__Objective__. Set down the full listing exactly, character for character.
Start
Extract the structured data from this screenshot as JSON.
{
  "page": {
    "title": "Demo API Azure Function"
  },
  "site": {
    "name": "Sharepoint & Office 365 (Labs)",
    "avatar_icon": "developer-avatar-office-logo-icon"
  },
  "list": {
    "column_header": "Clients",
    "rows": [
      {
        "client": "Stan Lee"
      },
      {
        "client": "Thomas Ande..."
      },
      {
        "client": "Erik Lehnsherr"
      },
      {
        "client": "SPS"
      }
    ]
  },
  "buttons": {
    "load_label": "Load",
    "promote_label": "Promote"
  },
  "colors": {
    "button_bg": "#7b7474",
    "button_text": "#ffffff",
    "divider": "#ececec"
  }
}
End
__Output for this exercise__.
Extract the structured data from this screenshot as JSON.
{
  "page": {
    "title": "Demo API Azure Function"
  },
  "site": {
    "name": "Sharepoint & Office 365 (Labs)",
    "avatar_icon": "developer-avatar-office-logo-icon"
  },
  "list": {
    "column_header": "Clients",
    "rows": [
      {
        "client": "Stan Lee"
      },
      {
        "client": "Thomas Ande..."
      },
      {
        "client": "Erik Lehnsherr"
      },
      {
        "client": "SPS"
      }
    ]
  },
  "buttons": {
    "load_label": "Load",
    "promote_label": "Promote"
  },
  "colors": {
    "button_bg": "#7b7474",
    "button_text": "#ffffff",
    "divider": "#ececec"
  }
}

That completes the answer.